Le Disposizioni Anticipate di Trattamento non sono - e non dovrebbero essere - solo uno strumento burocratico, uno stampato da riempire con qualche crocetta. Credo sia importante avere cura di accompagnare le persone a capire qual è il loro pensare sulla vita, che portata ha nel loro quotidiano il concetto di dignità e di benessere esistenziale. Il nostro impegno è quello di costruire un senso culturale sull’idea di morte e il diritto alla cura. In questo senso può aiutare chiedersi e, forse, trovare risposta alle domande: “Che significa accanimento? Quale limite, quali decisioni condividi riguardo alla tua salute e qual è il tuo pensiero di cura? Dove metteresti la bandierina?”.

 

Quanto più questo percorso conta nel caso di malattie irreversibili o degenerative?

ESERCIZIO 1
Riporta tutte le domande che il brano sulle Disposizioni Anticipate di Trattamento cita tra virgolette.
ESERCIZIO 2
Estrai dal brano sulle Disposizioni Anticipate di Trattamento il tratto che va da "Le Disposizioni Anticipate" fino a "irreversibili o degenerative?".

MATERIALE FORNITO
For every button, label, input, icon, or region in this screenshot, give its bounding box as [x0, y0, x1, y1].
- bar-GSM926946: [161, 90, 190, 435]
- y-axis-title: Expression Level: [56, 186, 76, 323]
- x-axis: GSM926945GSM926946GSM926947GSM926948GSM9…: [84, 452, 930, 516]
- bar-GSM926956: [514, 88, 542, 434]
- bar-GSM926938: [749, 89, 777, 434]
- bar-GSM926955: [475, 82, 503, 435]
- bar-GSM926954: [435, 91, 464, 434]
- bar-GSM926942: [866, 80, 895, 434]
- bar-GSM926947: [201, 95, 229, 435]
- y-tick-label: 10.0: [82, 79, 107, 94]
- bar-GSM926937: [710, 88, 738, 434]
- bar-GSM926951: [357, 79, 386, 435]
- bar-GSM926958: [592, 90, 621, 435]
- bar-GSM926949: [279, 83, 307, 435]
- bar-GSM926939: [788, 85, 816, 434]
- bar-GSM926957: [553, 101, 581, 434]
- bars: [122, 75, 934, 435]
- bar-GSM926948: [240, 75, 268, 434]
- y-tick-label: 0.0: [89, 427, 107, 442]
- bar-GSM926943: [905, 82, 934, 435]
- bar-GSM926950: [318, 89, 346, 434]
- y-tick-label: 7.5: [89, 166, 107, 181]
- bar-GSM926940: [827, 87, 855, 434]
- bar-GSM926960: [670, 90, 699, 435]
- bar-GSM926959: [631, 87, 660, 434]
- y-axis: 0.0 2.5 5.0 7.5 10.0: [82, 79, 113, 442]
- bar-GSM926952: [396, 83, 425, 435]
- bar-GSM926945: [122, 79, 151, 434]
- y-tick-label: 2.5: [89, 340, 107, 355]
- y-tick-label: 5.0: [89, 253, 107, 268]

SPAZIO RISPOSTA 1
Che significa accanimento?
Quale limite, quali decisioni condividi riguardo alla tua salute e qual è il tuo pensiero di cura?
Dove metteresti la bandierina?

SPAZIO RISPOSTA 2
Le Disposizioni Anticipate di Trattamento non sono - e non dovrebbero essere - solo uno strumento burocratico, uno stampato da riempire con qualche crocetta. Credo sia importante avere cura di accompagnare le persone a capire qual è il loro pensare sulla vita, che portata ha nel loro quotidiano il concetto di dignità e di benessere esistenziale. Il nostro impegno è quello di costruire un senso culturale sull’idea di morte e il diritto alla cura. In questo senso può aiutare chiedersi e, forse, trovare risposta alle domande: “Che significa accanimento? Quale limite, quali decisioni condividi riguardo alla tua salute e qual è il tuo pensiero di cura? Dove metteresti la bandierina?”.

 

Quanto più questo percorso conta nel caso di malattie irreversibili o degenerative?